Where a line holds the word "genes", copy it from the records.

# # # # #

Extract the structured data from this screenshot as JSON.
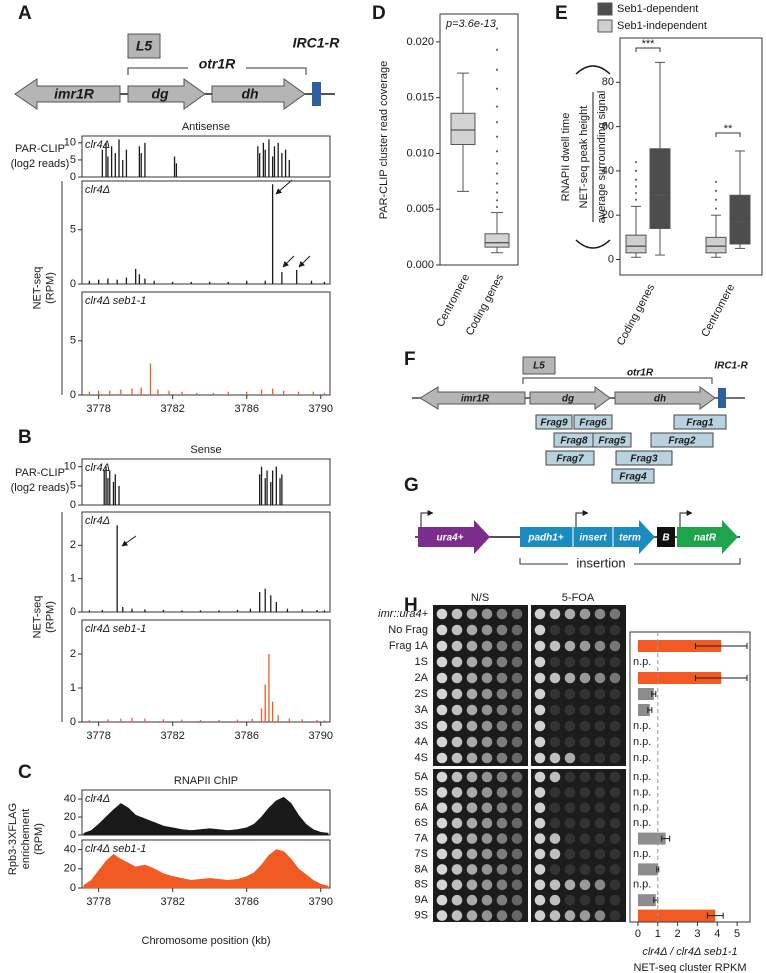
{
  "panels": [
    "A",
    "B",
    "C",
    "D",
    "E",
    "F",
    "G",
    "H"
  ],
  "diagram_A": {
    "genes": [
      "imr1R",
      "dg",
      "dh"
    ],
    "repeat": "L5",
    "region": "otr1R",
    "boundary": "IRC1-R"
  },
  "diagram_F": {
    "genes": [
      "imr1R",
      "dg",
      "dh"
    ],
    "repeat": "L5",
    "region": "otr1R",
    "boundary": "IRC1-R",
    "fragments": [
      "Frag9",
      "Frag6",
      "Frag1",
      "Frag8",
      "Frag5",
      "Frag2",
      "Frag7",
      "Frag3",
      "Frag4"
    ]
  },
  "diagram_G": {
    "marker": "ura4+",
    "parts": [
      "padh1+",
      "insert",
      "term",
      "B",
      "natR"
    ],
    "bracket": "insertion"
  },
  "chart_data": [
    {
      "type": "spikes",
      "title": "Antisense",
      "ylabel": [
        "PAR-CLIP",
        "(log2 reads)"
      ],
      "name": "clr4Δ",
      "color": "#1a1a1a",
      "x": [
        3778.2,
        3778.4,
        3778.5,
        3778.7,
        3778.9,
        3779.1,
        3779.3,
        3779.5,
        3780.2,
        3780.3,
        3780.5,
        3782.1,
        3782.2,
        3786.6,
        3786.7,
        3786.9,
        3787.0,
        3787.2,
        3787.4,
        3787.5,
        3787.7,
        3787.9,
        3788.1,
        3788.3
      ],
      "values": [
        8,
        10,
        6,
        9,
        7,
        11,
        5,
        8,
        9,
        7,
        10,
        6,
        4,
        9,
        7,
        10,
        8,
        11,
        6,
        9,
        10,
        7,
        8,
        5
      ],
      "xlim": [
        3777.1,
        3790.5
      ],
      "ylim": [
        0,
        12
      ],
      "yticks": [
        0,
        5,
        10
      ]
    },
    {
      "type": "spikes",
      "ylabel": [
        "NET-seq",
        "(RPM)"
      ],
      "name": "clr4Δ",
      "color": "#1a1a1a",
      "x": [
        3777.5,
        3778.0,
        3778.5,
        3779.0,
        3779.5,
        3780.0,
        3780.2,
        3780.5,
        3781.0,
        3782.0,
        3783.0,
        3784.0,
        3785.0,
        3786.0,
        3787.0,
        3787.4,
        3787.9,
        3788.7,
        3789.5,
        3790.2
      ],
      "values": [
        0.3,
        0.4,
        0.5,
        0.4,
        0.6,
        1.4,
        0.9,
        0.5,
        0.3,
        0.2,
        0.2,
        0.2,
        0.2,
        0.3,
        0.3,
        9.2,
        1.1,
        1.3,
        0.3,
        0.2
      ],
      "xlim": [
        3777.1,
        3790.5
      ],
      "ylim": [
        0,
        9.5
      ],
      "yticks": [
        0,
        5
      ]
    },
    {
      "type": "spikes",
      "name": "clr4Δ seb1-1",
      "color": "#f15a22",
      "x": [
        3777.5,
        3778.0,
        3778.6,
        3779.2,
        3779.8,
        3780.3,
        3780.8,
        3781.2,
        3781.8,
        3782.5,
        3783.3,
        3784.2,
        3785.0,
        3786.0,
        3786.8,
        3787.4,
        3788.0,
        3788.8,
        3789.6,
        3790.2
      ],
      "values": [
        0.3,
        0.4,
        0.4,
        0.5,
        0.6,
        0.7,
        2.9,
        0.5,
        0.4,
        0.3,
        0.2,
        0.2,
        0.3,
        0.3,
        0.5,
        0.6,
        0.4,
        0.3,
        0.3,
        0.2
      ],
      "xlim": [
        3777.1,
        3790.5
      ],
      "ylim": [
        0,
        9.5
      ],
      "yticks": [
        0,
        5
      ],
      "xticks": [
        3778,
        3782,
        3786,
        3790
      ]
    },
    {
      "type": "spikes",
      "title": "Sense",
      "ylabel": [
        "PAR-CLIP",
        "(log2 reads)"
      ],
      "name": "clr4Δ",
      "color": "#1a1a1a",
      "x": [
        3778.3,
        3778.4,
        3778.5,
        3778.6,
        3778.8,
        3778.9,
        3779.1,
        3786.7,
        3786.8,
        3787.0,
        3787.1,
        3787.3,
        3787.4,
        3787.6,
        3787.8,
        3787.9
      ],
      "values": [
        9,
        10,
        7,
        9,
        6,
        8,
        5,
        8,
        10,
        7,
        9,
        6,
        9,
        10,
        7,
        8
      ],
      "xlim": [
        3777.1,
        3790.5
      ],
      "ylim": [
        0,
        12
      ],
      "yticks": [
        0,
        5,
        10
      ]
    },
    {
      "type": "spikes",
      "ylabel": [
        "NET-seq",
        "(RPM)"
      ],
      "name": "clr4Δ",
      "color": "#1a1a1a",
      "x": [
        3777.5,
        3778.2,
        3779.0,
        3779.3,
        3779.8,
        3780.5,
        3781.5,
        3782.5,
        3783.5,
        3784.5,
        3785.5,
        3786.2,
        3786.7,
        3787.0,
        3787.3,
        3787.6,
        3788.2,
        3789.0,
        3789.8,
        3790.2
      ],
      "values": [
        0.05,
        0.06,
        2.6,
        0.15,
        0.1,
        0.08,
        0.06,
        0.05,
        0.05,
        0.05,
        0.06,
        0.1,
        0.6,
        0.7,
        0.5,
        0.3,
        0.1,
        0.08,
        0.06,
        0.05
      ],
      "xlim": [
        3777.1,
        3790.5
      ],
      "ylim": [
        0,
        3
      ],
      "yticks": [
        0,
        1,
        2
      ]
    },
    {
      "type": "spikes",
      "name": "clr4Δ seb1-1",
      "color": "#f15a22",
      "x": [
        3777.5,
        3778.5,
        3779.2,
        3779.8,
        3780.5,
        3781.5,
        3782.5,
        3783.5,
        3784.5,
        3785.5,
        3786.3,
        3786.8,
        3787.0,
        3787.2,
        3787.4,
        3787.7,
        3788.3,
        3789.0,
        3789.8,
        3790.2
      ],
      "values": [
        0.05,
        0.08,
        0.1,
        0.12,
        0.1,
        0.08,
        0.07,
        0.06,
        0.06,
        0.07,
        0.1,
        0.4,
        1.1,
        2.0,
        0.6,
        0.2,
        0.1,
        0.08,
        0.06,
        0.05
      ],
      "xlim": [
        3777.1,
        3790.5
      ],
      "ylim": [
        0,
        3
      ],
      "yticks": [
        0,
        1,
        2
      ],
      "xticks": [
        3778,
        3782,
        3786,
        3790
      ]
    },
    {
      "type": "area",
      "title": "RNAPII ChIP",
      "ylabel": [
        "Rpb3-3XFLAG",
        "enrichement",
        "(RPM)"
      ],
      "name": "clr4Δ",
      "color": "#1a1a1a",
      "x": [
        3777.2,
        3777.6,
        3778.0,
        3778.4,
        3778.8,
        3779.2,
        3779.6,
        3780.0,
        3780.5,
        3781.0,
        3781.5,
        3782.0,
        3782.5,
        3783.0,
        3783.5,
        3784.0,
        3784.5,
        3785.0,
        3785.5,
        3786.0,
        3786.4,
        3786.8,
        3787.2,
        3787.6,
        3788.0,
        3788.4,
        3788.8,
        3789.2,
        3789.6,
        3790.0,
        3790.4
      ],
      "values": [
        2,
        5,
        12,
        20,
        28,
        35,
        30,
        22,
        18,
        14,
        10,
        8,
        6,
        5,
        6,
        7,
        6,
        5,
        6,
        8,
        12,
        20,
        30,
        38,
        42,
        35,
        22,
        12,
        6,
        3,
        2
      ],
      "xlim": [
        3777.1,
        3790.5
      ],
      "ylim": [
        0,
        50
      ],
      "yticks": [
        0,
        20,
        40
      ]
    },
    {
      "type": "area",
      "name": "clr4Δ seb1-1",
      "color": "#f15a22",
      "x": [
        3777.2,
        3777.6,
        3778.0,
        3778.4,
        3778.8,
        3779.2,
        3779.6,
        3780.0,
        3780.5,
        3781.0,
        3781.5,
        3782.0,
        3782.5,
        3783.0,
        3783.5,
        3784.0,
        3784.5,
        3785.0,
        3785.5,
        3786.0,
        3786.4,
        3786.8,
        3787.2,
        3787.6,
        3788.0,
        3788.4,
        3788.8,
        3789.2,
        3789.6,
        3790.0,
        3790.4
      ],
      "values": [
        3,
        8,
        18,
        28,
        35,
        30,
        26,
        22,
        24,
        20,
        15,
        12,
        10,
        8,
        9,
        10,
        9,
        8,
        9,
        12,
        16,
        24,
        34,
        40,
        38,
        30,
        20,
        14,
        8,
        4,
        2
      ],
      "xlim": [
        3777.1,
        3790.5
      ],
      "ylim": [
        0,
        50
      ],
      "yticks": [
        0,
        20,
        40
      ],
      "xticks": [
        3778,
        3782,
        3786,
        3790
      ],
      "xlabel": "Chromosome position (kb)"
    },
    {
      "type": "box",
      "ylabel": "PAR-CLIP cluster read coverage",
      "annotation": "p=3.6e-13",
      "color": "#d3d3d3",
      "categories": [
        "Centromere",
        "Coding genes"
      ],
      "boxes": [
        {
          "whislo": 0.0066,
          "q1": 0.0108,
          "med": 0.0121,
          "q3": 0.0136,
          "whishi": 0.0172
        },
        {
          "whislo": 0.0011,
          "q1": 0.0016,
          "med": 0.002,
          "q3": 0.0028,
          "whishi": 0.0047,
          "fliers": [
            0.0052,
            0.0058,
            0.0065,
            0.0073,
            0.0082,
            0.0091,
            0.0102,
            0.0115,
            0.0128,
            0.0142,
            0.0158,
            0.0175,
            0.0193,
            0.0212
          ]
        }
      ],
      "ylim": [
        0,
        0.0225
      ],
      "yticks": [
        {
          "value": 0,
          "label": "0.000"
        },
        {
          "value": 0.005,
          "label": "0.005"
        },
        {
          "value": 0.01,
          "label": "0.010"
        },
        {
          "value": 0.015,
          "label": "0.015"
        },
        {
          "value": 0.02,
          "label": "0.020"
        }
      ]
    },
    {
      "type": "box",
      "ylabel": [
        "RNAPII dwell time",
        "NET-seq peak height",
        "average surrounding signal"
      ],
      "annotations": [
        "***",
        "**"
      ],
      "categories": [
        "Coding genes",
        "Centromere"
      ],
      "series": [
        {
          "name": "Seb1-dependent",
          "color": "#4d4d4d",
          "boxes": [
            {
              "whislo": 2,
              "q1": 14,
              "med": 29,
              "q3": 50,
              "whishi": 89
            },
            {
              "whislo": 5,
              "q1": 7,
              "med": 17,
              "q3": 29,
              "whishi": 49
            }
          ]
        },
        {
          "name": "Seb1-independent",
          "color": "#cfcfcf",
          "boxes": [
            {
              "whislo": 1,
              "q1": 3,
              "med": 6,
              "q3": 11,
              "whishi": 24,
              "fliers": [
                27,
                30,
                33,
                36,
                40,
                44
              ]
            },
            {
              "whislo": 1,
              "q1": 3,
              "med": 6,
              "q3": 10,
              "whishi": 20,
              "fliers": [
                23,
                27,
                31,
                35
              ]
            }
          ]
        }
      ],
      "ylim": [
        -7,
        100
      ],
      "yticks": [
        0,
        20,
        40,
        60,
        80
      ]
    },
    {
      "type": "hbar",
      "plate_titles": [
        "N/S",
        "5-FOA"
      ],
      "categories": [
        "imr::ura4+",
        "No Frag",
        "Frag 1A",
        "1S",
        "2A",
        "2S",
        "3A",
        "3S",
        "4A",
        "4S",
        "5A",
        "5S",
        "6A",
        "6S",
        "7A",
        "7S",
        "8A",
        "8S",
        "9A",
        "9S"
      ],
      "spots_5foa": [
        6,
        1,
        6,
        1,
        6,
        1,
        1,
        1,
        1,
        3,
        2,
        1,
        1,
        1,
        2,
        2,
        1,
        5,
        2,
        5
      ],
      "values": [
        null,
        null,
        4.2,
        null,
        4.2,
        0.8,
        0.6,
        null,
        null,
        null,
        null,
        null,
        null,
        null,
        1.4,
        null,
        1.0,
        null,
        0.9,
        3.9
      ],
      "errors": [
        null,
        null,
        1.3,
        null,
        1.3,
        0.1,
        0.1,
        null,
        null,
        null,
        null,
        null,
        null,
        null,
        0.2,
        null,
        0.05,
        null,
        0.1,
        0.4
      ],
      "value_labels": [
        null,
        null,
        null,
        "n.p.",
        null,
        null,
        null,
        "n.p.",
        "n.p.",
        "n.p.",
        "n.p.",
        "n.p.",
        "n.p.",
        "n.p.",
        null,
        "n.p.",
        null,
        "n.p.",
        null,
        null
      ],
      "colors": [
        null,
        null,
        "#f15a22",
        null,
        "#f15a22",
        "#8c8c8c",
        "#8c8c8c",
        null,
        null,
        null,
        null,
        null,
        null,
        null,
        "#8c8c8c",
        null,
        "#8c8c8c",
        null,
        "#8c8c8c",
        "#f15a22"
      ],
      "refline": 1,
      "xlim": [
        -0.4,
        5.65
      ],
      "xticks": [
        0,
        1,
        2,
        3,
        4,
        5
      ],
      "xlabel": [
        "clr4Δ / clr4Δ seb1-1",
        "NET-seq cluster RPKM"
      ]
    }
  ]
}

# # # # #

■ REPLY TO THE TASK ■
    "genes": [
    "genes": [
        "Coding genes"
        "Coding genes",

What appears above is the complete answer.